> Records:
┏━━

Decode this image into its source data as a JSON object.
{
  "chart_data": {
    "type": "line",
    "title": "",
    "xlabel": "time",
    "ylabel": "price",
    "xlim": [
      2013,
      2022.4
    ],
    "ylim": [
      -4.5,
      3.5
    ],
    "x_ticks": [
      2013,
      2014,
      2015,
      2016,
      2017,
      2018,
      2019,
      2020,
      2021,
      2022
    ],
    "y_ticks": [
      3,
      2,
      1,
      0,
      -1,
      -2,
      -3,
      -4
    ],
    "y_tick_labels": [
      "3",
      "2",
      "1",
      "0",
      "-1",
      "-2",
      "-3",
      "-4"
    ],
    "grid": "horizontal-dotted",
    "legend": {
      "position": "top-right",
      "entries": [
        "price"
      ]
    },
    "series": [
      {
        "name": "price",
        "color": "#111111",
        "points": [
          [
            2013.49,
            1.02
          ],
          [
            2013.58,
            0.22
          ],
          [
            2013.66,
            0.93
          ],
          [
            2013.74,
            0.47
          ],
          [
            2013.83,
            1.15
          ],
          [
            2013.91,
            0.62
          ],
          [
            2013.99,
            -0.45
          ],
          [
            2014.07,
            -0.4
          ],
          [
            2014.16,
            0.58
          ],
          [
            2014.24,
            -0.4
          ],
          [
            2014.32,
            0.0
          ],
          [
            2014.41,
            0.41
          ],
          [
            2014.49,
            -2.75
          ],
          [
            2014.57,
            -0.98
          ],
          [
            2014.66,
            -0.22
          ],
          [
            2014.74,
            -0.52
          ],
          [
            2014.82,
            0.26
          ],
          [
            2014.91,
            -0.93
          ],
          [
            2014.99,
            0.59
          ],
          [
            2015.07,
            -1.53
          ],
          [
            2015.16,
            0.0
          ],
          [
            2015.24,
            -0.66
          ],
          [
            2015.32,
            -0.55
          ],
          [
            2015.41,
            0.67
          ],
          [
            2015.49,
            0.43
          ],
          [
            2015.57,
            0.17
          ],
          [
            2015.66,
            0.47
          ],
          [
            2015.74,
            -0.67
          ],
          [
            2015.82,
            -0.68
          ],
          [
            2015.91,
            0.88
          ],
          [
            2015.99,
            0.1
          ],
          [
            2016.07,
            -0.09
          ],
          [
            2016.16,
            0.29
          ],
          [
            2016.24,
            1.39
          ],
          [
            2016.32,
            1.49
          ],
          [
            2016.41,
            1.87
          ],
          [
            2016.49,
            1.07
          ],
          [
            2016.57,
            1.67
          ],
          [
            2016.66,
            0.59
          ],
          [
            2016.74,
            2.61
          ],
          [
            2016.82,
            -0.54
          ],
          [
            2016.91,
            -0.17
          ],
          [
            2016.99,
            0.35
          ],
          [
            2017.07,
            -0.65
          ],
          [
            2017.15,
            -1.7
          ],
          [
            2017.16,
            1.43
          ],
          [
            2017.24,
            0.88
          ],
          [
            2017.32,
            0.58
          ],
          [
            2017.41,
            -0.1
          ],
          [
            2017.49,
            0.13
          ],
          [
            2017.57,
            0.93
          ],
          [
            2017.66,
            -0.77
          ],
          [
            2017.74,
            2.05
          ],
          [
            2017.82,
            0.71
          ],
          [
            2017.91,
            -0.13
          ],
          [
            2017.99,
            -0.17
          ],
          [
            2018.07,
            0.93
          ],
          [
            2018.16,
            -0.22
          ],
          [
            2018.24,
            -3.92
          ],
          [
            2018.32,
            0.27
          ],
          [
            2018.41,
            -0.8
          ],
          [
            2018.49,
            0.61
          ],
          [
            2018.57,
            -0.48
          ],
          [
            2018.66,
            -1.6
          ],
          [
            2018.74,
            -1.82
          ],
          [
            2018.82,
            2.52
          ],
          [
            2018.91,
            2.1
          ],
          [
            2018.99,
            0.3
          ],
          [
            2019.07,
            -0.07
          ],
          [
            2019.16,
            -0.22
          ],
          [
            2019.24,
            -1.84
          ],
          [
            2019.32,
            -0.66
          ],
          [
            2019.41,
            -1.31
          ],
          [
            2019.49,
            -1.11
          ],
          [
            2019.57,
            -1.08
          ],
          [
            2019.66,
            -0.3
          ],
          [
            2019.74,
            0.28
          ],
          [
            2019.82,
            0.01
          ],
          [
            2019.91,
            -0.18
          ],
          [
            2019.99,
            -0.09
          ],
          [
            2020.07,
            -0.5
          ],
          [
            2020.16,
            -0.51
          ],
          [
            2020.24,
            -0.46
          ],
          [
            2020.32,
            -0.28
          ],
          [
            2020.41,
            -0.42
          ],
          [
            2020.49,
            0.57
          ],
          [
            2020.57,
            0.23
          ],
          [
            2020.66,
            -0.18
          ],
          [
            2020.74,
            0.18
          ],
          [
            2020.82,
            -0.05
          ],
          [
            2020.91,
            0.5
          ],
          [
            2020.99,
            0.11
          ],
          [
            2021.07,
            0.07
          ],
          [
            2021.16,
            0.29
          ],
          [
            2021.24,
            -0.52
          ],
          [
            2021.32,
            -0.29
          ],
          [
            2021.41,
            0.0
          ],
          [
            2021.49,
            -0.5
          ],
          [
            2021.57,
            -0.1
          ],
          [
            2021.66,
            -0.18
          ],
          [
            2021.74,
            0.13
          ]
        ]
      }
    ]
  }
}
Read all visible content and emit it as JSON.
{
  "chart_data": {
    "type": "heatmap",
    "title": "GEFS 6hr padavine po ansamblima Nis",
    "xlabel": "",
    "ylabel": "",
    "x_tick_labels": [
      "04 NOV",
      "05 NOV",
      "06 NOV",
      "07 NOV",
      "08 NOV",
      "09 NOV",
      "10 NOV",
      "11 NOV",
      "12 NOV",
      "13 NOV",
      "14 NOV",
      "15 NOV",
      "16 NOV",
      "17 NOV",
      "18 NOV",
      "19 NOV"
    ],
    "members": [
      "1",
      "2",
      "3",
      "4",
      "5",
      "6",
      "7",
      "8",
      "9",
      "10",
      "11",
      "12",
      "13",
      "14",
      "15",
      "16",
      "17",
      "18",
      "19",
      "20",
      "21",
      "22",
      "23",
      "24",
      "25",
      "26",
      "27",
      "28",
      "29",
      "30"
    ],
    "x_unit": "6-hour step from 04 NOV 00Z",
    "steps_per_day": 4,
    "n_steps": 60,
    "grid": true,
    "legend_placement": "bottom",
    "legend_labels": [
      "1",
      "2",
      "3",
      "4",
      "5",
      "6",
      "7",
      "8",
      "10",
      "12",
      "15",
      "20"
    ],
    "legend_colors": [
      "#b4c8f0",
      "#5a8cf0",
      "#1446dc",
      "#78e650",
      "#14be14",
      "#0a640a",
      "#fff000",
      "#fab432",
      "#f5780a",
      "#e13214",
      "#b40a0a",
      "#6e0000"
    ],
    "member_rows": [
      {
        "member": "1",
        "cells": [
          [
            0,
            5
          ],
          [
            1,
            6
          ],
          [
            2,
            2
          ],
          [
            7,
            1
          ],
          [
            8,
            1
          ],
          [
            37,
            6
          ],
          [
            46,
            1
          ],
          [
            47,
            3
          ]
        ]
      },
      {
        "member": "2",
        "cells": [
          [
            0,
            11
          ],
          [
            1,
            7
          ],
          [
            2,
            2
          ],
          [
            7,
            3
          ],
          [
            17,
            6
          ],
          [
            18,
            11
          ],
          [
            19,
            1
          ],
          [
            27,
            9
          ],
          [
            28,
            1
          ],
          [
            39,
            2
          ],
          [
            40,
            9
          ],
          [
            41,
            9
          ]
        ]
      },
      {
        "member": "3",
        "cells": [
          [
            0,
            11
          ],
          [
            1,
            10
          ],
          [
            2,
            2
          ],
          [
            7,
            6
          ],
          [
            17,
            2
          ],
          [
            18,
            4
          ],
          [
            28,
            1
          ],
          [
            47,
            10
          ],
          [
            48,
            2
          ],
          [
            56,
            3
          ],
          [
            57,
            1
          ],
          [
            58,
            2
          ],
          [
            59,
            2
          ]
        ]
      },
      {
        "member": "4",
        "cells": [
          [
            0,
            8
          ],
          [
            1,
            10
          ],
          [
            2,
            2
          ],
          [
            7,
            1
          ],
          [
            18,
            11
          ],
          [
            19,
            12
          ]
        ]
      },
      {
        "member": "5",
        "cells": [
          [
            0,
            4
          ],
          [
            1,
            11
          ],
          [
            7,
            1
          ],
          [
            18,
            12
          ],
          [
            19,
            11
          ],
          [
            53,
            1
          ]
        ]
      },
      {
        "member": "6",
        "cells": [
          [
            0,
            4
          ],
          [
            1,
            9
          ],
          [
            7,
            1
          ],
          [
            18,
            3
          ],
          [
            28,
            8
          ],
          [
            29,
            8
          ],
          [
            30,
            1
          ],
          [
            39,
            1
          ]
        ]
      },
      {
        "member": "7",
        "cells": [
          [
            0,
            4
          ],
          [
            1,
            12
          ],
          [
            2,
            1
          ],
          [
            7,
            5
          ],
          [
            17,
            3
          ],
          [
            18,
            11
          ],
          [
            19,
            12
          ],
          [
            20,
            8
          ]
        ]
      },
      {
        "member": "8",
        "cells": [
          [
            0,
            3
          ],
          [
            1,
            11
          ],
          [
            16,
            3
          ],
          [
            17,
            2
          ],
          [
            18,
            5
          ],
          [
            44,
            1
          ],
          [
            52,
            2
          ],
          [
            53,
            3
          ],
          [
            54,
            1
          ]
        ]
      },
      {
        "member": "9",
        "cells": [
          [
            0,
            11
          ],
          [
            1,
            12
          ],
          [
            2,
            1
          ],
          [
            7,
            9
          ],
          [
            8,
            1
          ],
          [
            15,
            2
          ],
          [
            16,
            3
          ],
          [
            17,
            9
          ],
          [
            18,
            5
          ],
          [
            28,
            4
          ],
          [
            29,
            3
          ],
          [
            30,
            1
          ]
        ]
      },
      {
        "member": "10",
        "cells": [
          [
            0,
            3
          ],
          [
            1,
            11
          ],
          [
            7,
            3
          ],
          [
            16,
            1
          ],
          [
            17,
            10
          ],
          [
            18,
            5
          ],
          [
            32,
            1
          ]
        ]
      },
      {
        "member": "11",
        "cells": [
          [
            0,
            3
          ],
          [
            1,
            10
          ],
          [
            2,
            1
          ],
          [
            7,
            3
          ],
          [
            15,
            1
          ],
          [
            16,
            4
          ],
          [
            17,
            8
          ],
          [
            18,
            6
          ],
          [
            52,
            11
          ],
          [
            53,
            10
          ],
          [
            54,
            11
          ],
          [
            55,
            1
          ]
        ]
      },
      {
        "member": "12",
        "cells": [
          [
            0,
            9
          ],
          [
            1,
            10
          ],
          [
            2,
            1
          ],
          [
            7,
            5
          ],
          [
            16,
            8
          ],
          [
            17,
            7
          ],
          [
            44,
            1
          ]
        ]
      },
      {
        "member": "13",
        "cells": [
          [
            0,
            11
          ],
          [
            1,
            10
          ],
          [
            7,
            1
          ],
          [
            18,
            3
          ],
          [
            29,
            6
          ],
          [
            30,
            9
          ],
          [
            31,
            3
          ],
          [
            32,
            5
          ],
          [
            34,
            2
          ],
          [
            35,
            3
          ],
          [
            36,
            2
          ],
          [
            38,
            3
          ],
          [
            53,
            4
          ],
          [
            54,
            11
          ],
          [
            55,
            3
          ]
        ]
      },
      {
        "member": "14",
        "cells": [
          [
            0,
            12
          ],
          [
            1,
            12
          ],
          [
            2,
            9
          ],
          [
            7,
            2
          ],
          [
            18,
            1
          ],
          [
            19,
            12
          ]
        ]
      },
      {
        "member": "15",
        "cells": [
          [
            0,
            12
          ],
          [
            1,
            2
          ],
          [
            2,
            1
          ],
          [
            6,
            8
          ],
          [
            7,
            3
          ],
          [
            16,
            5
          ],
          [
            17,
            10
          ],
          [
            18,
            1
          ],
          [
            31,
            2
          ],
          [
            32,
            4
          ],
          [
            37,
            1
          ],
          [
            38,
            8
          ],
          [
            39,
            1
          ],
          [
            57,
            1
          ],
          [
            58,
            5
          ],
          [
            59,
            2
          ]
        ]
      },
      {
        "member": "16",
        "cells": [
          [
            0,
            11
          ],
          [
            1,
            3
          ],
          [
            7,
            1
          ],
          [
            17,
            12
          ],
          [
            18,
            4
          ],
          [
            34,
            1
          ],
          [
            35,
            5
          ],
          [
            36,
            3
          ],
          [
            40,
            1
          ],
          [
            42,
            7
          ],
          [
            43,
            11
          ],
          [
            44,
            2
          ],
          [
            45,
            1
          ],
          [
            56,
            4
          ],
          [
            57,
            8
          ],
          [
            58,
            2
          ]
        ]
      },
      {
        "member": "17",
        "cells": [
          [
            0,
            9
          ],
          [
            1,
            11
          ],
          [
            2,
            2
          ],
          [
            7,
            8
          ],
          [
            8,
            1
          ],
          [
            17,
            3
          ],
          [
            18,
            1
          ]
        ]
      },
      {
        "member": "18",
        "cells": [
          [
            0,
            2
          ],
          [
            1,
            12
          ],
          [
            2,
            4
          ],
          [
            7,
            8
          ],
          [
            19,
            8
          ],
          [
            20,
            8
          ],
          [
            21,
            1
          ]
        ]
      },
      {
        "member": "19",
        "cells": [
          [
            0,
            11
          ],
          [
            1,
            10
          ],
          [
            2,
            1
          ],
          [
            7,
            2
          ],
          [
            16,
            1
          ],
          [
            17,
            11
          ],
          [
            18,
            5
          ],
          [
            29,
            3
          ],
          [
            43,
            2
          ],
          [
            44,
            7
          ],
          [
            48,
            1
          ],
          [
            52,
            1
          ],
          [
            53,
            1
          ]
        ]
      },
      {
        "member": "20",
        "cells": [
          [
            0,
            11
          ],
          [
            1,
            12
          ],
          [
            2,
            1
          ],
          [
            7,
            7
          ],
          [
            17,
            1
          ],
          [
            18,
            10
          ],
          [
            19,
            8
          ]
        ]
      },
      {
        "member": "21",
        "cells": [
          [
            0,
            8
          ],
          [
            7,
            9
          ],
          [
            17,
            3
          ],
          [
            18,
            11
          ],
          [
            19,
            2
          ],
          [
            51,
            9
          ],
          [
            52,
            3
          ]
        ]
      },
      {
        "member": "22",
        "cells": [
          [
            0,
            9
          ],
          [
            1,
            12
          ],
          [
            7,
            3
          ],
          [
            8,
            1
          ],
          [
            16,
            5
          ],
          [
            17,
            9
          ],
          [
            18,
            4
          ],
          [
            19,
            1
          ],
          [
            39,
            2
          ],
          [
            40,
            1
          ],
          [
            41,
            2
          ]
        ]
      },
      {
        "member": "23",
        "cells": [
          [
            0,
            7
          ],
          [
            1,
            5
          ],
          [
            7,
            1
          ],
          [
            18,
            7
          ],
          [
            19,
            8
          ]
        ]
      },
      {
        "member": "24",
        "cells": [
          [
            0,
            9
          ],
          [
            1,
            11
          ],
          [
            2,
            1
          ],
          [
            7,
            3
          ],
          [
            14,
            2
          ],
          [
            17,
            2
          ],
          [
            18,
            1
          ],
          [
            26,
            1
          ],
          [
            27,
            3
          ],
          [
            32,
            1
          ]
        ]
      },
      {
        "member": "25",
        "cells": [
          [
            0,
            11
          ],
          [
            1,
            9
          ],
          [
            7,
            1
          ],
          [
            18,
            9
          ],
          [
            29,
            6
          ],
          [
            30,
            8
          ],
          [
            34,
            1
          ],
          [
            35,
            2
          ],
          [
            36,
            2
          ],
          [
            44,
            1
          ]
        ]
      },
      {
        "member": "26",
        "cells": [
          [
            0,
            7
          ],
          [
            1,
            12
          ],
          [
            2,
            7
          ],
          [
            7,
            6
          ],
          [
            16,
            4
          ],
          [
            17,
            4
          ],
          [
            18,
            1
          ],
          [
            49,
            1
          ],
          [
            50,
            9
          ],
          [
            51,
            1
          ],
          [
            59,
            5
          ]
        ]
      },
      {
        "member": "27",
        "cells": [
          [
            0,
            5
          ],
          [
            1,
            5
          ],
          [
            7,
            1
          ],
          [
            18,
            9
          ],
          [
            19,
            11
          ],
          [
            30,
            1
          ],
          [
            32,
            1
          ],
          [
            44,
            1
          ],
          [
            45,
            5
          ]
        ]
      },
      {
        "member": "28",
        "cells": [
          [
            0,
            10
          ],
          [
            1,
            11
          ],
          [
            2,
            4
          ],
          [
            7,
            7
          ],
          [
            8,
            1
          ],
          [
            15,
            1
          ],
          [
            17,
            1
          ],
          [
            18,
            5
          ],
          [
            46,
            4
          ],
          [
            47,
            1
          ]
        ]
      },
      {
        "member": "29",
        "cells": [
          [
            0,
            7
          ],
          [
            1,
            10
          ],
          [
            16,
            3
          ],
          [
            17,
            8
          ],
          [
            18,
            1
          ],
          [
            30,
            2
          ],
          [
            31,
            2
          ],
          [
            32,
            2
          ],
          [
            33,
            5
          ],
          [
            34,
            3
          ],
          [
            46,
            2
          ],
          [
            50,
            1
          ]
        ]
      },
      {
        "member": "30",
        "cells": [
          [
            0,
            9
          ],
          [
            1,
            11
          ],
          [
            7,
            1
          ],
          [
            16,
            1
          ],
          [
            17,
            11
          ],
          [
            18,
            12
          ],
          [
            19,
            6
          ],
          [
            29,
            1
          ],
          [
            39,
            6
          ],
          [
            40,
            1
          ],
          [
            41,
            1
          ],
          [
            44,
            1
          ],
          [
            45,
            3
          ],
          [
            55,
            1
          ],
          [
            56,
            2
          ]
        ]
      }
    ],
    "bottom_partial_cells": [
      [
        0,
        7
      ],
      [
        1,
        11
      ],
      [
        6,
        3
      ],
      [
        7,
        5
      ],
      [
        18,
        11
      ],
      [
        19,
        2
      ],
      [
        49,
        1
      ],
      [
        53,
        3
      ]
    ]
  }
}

┗━━

> Exercise aim:
Find the lines containing "title" and list every one of them.

> Response:
    "title": "",
    "title": "GEFS 6hr padavine po ansamblima Nis",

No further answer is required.